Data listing
++++++++

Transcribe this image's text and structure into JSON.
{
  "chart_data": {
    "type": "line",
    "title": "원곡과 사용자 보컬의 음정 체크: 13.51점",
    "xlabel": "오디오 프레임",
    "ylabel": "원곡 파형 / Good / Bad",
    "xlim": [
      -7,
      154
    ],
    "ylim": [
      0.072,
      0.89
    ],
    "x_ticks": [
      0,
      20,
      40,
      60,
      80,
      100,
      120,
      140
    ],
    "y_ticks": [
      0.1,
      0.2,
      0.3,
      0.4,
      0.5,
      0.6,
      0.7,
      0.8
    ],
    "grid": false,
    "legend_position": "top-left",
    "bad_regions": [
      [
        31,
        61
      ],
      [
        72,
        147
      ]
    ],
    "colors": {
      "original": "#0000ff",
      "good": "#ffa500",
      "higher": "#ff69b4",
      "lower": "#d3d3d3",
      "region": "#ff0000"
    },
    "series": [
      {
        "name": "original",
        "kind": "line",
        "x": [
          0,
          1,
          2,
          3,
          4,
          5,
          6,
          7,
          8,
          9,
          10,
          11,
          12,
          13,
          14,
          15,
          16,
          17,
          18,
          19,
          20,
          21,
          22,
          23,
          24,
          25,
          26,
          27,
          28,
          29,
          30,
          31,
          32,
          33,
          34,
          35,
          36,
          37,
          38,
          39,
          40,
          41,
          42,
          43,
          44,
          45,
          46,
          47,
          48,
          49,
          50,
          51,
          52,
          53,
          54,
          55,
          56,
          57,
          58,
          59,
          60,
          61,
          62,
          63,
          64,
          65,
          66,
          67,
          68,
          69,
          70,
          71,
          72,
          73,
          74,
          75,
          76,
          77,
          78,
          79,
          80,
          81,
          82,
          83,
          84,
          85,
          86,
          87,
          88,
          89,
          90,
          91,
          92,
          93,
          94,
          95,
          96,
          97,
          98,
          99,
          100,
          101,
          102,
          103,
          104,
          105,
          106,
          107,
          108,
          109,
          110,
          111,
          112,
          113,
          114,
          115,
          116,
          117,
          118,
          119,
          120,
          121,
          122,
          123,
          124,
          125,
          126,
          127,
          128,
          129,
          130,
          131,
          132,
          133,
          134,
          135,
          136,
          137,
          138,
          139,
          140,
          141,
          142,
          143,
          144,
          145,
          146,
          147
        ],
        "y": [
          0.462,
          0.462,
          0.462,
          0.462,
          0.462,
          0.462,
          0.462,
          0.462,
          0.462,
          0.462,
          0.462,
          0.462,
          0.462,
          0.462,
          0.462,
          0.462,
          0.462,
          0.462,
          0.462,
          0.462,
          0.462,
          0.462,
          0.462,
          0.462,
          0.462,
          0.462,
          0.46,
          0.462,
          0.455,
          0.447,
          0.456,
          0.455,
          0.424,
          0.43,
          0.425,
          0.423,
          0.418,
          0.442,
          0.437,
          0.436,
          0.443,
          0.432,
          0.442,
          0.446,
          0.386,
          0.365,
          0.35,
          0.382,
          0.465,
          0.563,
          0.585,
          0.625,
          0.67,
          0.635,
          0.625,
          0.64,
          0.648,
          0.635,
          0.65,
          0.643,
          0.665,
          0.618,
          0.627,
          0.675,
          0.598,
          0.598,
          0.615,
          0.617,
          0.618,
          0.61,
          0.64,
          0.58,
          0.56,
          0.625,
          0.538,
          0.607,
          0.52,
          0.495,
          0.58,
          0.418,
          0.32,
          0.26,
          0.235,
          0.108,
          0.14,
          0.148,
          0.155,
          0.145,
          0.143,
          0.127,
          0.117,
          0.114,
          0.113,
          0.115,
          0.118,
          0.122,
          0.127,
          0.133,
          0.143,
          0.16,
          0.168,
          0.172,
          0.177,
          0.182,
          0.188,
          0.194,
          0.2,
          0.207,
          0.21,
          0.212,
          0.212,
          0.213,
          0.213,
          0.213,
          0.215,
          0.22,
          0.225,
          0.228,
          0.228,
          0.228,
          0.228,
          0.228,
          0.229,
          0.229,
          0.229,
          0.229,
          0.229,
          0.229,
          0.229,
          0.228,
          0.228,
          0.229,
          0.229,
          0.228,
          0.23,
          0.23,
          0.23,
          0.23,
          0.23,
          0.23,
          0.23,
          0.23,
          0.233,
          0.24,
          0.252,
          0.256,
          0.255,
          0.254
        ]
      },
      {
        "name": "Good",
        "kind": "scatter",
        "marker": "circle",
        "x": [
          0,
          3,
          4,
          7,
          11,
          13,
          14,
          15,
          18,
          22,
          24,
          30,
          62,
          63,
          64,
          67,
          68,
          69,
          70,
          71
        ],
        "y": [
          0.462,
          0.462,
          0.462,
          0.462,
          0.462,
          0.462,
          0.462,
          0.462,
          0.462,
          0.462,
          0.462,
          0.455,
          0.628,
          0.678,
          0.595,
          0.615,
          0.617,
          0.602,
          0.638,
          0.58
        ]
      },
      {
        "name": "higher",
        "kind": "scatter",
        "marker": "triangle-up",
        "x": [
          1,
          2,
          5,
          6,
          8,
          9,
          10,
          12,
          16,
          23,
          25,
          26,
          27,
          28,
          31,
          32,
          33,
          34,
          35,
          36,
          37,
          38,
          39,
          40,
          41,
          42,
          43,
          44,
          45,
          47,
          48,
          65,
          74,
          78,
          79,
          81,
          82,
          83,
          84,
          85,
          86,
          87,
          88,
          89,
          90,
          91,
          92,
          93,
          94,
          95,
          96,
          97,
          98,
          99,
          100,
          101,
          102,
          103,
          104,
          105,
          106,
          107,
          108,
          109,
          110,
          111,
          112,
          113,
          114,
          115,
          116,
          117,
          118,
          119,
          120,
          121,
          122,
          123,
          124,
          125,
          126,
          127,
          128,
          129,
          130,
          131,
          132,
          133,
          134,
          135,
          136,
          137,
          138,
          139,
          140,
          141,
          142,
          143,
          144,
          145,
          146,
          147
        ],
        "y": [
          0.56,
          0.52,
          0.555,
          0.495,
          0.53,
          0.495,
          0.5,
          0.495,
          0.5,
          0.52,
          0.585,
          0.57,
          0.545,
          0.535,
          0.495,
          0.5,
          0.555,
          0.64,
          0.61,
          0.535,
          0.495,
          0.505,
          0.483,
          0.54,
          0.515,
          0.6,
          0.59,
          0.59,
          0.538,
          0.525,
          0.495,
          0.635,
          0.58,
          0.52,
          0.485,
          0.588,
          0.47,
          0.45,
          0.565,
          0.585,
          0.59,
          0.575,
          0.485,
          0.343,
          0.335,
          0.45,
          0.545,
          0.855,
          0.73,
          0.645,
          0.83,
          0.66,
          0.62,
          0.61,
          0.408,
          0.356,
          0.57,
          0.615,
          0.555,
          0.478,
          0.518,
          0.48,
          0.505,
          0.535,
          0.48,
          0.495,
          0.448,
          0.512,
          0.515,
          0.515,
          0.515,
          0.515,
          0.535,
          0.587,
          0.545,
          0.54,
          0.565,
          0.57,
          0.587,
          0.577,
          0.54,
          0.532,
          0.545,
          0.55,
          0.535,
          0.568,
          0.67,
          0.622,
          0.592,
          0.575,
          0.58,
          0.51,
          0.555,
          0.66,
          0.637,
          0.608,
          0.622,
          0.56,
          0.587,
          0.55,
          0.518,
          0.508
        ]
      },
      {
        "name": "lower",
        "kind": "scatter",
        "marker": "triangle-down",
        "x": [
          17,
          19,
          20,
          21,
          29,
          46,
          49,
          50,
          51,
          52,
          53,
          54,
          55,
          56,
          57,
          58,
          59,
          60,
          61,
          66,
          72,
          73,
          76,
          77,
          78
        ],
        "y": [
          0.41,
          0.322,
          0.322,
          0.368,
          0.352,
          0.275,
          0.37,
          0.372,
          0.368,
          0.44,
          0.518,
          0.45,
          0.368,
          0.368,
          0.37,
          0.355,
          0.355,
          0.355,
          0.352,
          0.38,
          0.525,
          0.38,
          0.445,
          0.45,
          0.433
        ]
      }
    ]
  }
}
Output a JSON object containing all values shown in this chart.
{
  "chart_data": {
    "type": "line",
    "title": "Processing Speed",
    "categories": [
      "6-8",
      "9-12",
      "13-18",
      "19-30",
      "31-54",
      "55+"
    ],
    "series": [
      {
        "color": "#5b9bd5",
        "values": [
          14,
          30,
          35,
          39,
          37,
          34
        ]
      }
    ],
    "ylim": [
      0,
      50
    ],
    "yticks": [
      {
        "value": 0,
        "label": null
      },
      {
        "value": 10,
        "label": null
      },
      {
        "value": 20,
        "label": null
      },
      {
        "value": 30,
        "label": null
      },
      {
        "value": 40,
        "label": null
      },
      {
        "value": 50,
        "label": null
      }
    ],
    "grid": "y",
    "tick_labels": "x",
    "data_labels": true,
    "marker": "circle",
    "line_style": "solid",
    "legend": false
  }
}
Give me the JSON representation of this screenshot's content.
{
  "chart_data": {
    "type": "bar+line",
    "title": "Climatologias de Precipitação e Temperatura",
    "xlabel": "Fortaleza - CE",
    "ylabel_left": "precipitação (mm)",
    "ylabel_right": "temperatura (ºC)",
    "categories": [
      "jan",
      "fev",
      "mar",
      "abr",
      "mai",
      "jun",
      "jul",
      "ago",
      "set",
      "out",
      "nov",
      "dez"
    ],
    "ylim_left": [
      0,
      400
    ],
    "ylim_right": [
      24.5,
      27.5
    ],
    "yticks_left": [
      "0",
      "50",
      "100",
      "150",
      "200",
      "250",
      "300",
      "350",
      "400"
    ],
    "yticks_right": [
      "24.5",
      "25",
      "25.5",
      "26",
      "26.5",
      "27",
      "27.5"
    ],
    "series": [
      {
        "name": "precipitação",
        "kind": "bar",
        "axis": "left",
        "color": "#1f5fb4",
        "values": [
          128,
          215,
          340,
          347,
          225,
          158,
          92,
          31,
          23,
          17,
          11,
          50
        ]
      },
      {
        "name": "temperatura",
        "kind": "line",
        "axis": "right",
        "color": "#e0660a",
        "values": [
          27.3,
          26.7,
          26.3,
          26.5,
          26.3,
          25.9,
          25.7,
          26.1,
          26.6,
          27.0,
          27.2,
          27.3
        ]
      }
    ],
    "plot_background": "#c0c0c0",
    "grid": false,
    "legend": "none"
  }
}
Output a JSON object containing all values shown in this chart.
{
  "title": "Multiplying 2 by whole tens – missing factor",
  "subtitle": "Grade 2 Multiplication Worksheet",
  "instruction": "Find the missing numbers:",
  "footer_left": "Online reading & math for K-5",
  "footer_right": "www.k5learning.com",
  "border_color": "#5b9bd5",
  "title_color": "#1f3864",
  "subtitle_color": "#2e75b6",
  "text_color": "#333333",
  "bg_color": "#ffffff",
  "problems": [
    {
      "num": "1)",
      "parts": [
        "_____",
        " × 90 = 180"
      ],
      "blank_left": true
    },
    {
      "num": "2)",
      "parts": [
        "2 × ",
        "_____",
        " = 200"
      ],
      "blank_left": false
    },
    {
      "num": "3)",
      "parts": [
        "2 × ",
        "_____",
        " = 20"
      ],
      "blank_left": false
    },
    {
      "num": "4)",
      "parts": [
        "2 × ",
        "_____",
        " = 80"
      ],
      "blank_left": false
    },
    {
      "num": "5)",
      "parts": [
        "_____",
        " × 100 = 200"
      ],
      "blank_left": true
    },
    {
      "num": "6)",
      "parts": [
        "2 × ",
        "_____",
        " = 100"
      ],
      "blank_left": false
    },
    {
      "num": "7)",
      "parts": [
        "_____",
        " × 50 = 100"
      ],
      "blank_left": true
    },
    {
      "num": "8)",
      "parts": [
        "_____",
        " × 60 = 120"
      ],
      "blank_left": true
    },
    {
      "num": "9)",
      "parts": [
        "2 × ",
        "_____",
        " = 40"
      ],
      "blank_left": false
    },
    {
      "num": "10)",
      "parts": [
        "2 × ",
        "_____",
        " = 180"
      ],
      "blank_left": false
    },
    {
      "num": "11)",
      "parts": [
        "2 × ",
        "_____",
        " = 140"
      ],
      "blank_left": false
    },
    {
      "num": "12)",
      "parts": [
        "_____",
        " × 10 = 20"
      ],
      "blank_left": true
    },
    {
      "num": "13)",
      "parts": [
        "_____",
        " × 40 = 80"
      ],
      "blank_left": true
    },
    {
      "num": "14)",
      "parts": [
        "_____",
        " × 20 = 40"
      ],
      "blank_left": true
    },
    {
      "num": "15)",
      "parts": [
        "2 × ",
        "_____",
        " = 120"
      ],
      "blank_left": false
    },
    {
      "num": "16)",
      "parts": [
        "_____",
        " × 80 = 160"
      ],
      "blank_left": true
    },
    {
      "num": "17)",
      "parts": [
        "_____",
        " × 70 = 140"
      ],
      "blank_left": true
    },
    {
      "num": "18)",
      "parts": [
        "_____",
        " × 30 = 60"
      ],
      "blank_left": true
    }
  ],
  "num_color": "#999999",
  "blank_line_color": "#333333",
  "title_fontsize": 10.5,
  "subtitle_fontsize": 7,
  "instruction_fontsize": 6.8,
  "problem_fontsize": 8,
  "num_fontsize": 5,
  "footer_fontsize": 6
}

++++++++

TASK STATEMENT
Check each line of the records for "missing" and copy the ones that contain it.

EXERCISE RESPONSE
  "title": "Multiplying 2 by whole tens – missing factor",
  "instruction": "Find the missing numbers:",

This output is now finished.